(Extracted records)
---------------

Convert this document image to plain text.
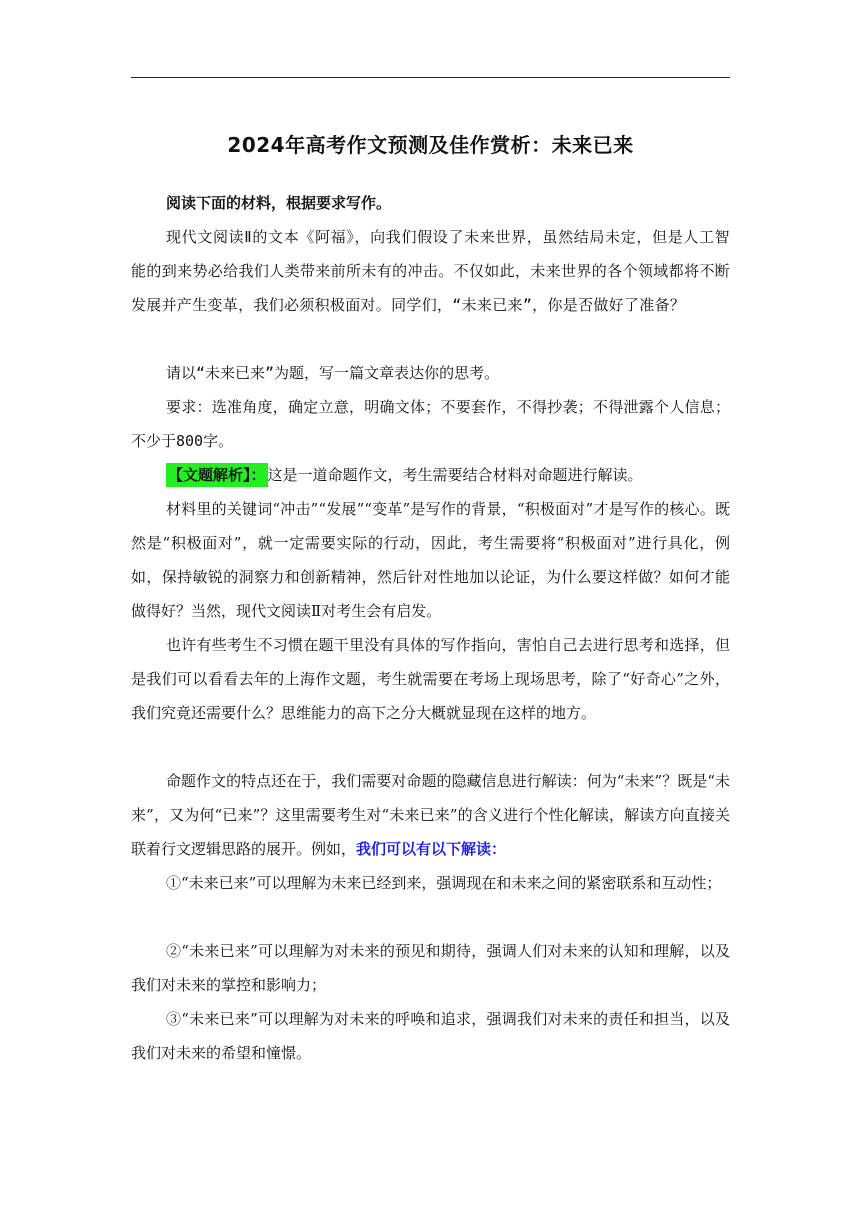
2024年高考作文预测及佳作赏析：未来已来

阅读下面的材料，根据要求写作。

现代文阅读Ⅱ的文本《阿福》，向我们假设了未来世界，虽然结局未定，但是人工智能的到来势必给我们人类带来前所未有的冲击。不仅如此，未来世界的各个领域都将不断发展并产生变革，我们必须积极面对。同学们，“未来已来”，你是否做好了准备？

请以“未来已来”为题，写一篇文章表达你的思考。

要求：选准角度，确定立意，明确文体；不要套作，不得抄袭；不得泄露个人信息；不少于800字。

【文题解析】： 这是一道命题作文，考生需要结合材料对命题进行解读。

材料里的关键词“冲击”“发展”“变革”是写作的背景，“积极面对”才是写作的核心。既然是“积极面对”，就一定需要实际的行动，因此，考生需要将“积极面对”进行具化，例如，保持敏锐的洞察力和创新精神，然后针对性地加以论证，为什么要这样做？如何才能做得好？当然，现代文阅读Ⅱ对考生会有启发。

也许有些考生不习惯在题干里没有具体的写作指向，害怕自己去进行思考和选择，但是我们可以看看去年的上海作文题，考生就需要在考场上现场思考，除了“好奇心”之外，我们究竟还需要什么？思维能力的高下之分大概就显现在这样的地方。

命题作文的特点还在于，我们需要对命题的隐藏信息进行解读：何为“未来”？既是“未来”，又为何“已来”？这里需要考生对“未来已来”的含义进行个性化解读，解读方向直接关联着行文逻辑思路的展开。例如，我们可以有以下解读：

①“未来已来”可以理解为未来已经到来，强调现在和未来之间的紧密联系和互动性；

②“未来已来”可以理解为对未来的预见和期待，强调人们对未来的认知和理解，以及我们对未来的掌控和影响力；

③“未来已来”可以理解为对未来的呼唤和追求，强调我们对未来的责任和担当，以及我们对未来的希望和憧憬。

---------------

= What the task asks =
From the listing above, copy every line that holds the string "未来已来".

= The solution =
2024年高考作文预测及佳作赏析：未来已来
现代文阅读Ⅱ的文本《阿福》，向我们假设了未来世界，虽然结局未定，但是人工智能的到来势必给我们人类带来前所未有的冲击。不仅如此，未来世界的各个领域都将不断发展并产生变革，我们必须积极面对。同学们，“未来已来”，你是否做好了准备？
请以“未来已来”为题，写一篇文章表达你的思考。
命题作文的特点还在于，我们需要对命题的隐藏信息进行解读：何为“未来”？既是“未来”，又为何“已来”？这里需要考生对“未来已来”的含义进行个性化解读，解读方向直接关联着行文逻辑思路的展开。例如，我们可以有以下解读：
①“未来已来”可以理解为未来已经到来，强调现在和未来之间的紧密联系和互动性；
②“未来已来”可以理解为对未来的预见和期待，强调人们对未来的认知和理解，以及我们对未来的掌控和影响力；
③“未来已来”可以理解为对未来的呼唤和追求，强调我们对未来的责任和担当，以及我们对未来的希望和憧憬。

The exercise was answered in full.